Task input start
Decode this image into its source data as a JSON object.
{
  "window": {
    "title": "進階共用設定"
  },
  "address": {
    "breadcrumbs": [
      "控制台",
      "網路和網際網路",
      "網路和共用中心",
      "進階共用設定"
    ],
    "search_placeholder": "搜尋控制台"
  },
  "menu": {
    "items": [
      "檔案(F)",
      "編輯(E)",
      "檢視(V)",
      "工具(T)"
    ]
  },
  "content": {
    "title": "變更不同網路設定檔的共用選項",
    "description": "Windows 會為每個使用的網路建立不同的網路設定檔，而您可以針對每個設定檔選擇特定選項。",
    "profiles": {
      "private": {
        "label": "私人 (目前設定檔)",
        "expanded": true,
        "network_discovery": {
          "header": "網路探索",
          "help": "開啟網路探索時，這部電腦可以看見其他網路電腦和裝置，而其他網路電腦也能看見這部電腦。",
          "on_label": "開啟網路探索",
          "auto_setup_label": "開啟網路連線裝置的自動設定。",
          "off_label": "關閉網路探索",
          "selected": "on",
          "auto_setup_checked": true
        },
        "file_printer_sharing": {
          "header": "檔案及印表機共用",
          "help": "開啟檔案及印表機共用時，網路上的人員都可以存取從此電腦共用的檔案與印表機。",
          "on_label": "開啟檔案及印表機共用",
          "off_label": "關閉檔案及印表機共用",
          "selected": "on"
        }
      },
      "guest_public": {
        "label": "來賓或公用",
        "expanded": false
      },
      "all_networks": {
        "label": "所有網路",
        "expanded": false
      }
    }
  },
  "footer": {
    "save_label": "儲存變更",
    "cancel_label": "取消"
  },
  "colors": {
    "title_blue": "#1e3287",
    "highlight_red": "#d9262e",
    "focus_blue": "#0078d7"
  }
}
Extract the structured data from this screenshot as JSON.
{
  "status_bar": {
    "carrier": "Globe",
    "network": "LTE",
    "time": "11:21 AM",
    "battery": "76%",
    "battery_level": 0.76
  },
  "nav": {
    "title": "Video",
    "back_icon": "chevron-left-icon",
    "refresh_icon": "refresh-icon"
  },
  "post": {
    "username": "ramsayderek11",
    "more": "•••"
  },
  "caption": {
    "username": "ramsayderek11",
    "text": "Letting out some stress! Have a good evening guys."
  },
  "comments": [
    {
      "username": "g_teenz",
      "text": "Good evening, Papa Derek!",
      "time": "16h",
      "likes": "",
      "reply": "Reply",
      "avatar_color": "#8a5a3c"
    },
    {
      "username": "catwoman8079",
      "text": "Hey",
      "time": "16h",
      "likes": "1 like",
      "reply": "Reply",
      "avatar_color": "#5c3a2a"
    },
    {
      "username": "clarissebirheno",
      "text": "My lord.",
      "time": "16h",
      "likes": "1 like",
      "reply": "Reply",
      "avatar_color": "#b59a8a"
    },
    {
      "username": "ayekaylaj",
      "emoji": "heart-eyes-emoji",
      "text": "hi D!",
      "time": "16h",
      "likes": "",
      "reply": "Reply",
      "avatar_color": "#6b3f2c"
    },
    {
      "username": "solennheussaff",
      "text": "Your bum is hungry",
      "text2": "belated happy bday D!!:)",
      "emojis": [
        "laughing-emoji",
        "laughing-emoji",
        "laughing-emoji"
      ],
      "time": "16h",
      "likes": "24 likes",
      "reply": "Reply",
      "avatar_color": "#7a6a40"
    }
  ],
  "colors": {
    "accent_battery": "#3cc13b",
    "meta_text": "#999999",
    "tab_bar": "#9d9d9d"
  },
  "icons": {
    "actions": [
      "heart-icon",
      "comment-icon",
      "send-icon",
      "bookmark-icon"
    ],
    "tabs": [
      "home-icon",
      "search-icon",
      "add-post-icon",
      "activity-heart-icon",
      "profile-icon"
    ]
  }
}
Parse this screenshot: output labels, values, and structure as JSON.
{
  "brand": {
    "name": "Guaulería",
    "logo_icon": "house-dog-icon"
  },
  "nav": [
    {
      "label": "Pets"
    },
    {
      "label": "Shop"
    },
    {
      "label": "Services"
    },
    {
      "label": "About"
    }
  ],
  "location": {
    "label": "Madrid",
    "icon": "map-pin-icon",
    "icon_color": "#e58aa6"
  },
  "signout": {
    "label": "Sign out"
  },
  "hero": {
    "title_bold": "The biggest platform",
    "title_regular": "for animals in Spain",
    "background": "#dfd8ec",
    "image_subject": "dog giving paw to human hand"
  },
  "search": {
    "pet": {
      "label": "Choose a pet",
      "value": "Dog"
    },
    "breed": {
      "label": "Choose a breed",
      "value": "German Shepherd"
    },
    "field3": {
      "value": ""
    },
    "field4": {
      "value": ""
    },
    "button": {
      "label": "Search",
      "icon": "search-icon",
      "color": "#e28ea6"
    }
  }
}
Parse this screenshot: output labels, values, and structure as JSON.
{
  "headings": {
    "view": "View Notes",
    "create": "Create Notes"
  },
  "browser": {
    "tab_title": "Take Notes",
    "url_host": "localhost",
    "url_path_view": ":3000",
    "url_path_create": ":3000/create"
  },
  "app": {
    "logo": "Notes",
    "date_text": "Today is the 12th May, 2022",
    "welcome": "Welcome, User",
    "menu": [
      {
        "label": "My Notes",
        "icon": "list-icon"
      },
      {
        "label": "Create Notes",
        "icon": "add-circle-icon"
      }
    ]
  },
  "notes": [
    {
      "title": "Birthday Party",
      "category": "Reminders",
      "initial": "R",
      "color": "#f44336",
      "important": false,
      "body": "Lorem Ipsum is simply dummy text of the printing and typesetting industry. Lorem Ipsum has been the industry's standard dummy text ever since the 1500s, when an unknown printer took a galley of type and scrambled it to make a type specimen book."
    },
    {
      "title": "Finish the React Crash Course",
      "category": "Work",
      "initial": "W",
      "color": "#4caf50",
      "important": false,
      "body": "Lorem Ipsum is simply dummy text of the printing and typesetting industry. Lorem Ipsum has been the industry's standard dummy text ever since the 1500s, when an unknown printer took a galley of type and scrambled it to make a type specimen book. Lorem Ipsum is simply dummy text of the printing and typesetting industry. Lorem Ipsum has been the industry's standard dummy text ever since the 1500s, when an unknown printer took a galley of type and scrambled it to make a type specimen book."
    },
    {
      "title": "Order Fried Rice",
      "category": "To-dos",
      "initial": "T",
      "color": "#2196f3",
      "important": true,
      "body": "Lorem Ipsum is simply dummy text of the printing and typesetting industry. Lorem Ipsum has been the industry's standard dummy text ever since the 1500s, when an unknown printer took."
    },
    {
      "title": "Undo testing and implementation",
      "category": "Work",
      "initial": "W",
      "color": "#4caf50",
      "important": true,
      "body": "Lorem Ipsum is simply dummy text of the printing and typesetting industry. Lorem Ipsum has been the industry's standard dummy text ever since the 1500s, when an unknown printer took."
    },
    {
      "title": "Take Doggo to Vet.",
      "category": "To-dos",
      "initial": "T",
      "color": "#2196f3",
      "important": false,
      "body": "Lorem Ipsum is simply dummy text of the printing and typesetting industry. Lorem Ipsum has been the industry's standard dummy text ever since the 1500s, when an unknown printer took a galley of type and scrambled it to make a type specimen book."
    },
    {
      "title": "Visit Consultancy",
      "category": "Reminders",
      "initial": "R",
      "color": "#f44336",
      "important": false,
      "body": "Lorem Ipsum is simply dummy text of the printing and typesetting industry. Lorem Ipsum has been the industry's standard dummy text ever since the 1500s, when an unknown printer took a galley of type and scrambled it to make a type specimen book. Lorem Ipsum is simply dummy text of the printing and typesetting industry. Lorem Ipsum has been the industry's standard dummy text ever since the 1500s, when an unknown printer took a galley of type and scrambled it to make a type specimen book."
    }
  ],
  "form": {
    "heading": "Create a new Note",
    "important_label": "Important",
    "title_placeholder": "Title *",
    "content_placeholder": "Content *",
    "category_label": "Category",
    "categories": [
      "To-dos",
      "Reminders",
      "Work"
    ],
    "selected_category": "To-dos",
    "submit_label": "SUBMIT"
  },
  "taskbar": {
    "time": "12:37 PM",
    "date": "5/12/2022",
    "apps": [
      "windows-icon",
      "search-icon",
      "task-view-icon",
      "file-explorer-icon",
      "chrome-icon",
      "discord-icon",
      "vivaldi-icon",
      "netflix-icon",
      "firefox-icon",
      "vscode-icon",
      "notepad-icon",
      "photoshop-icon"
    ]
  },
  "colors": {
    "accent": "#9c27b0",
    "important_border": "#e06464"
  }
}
Task input end
What you should do >> Above are the entries; count how many of their lines contain the word "Take" and give only that number.

Written response >> 2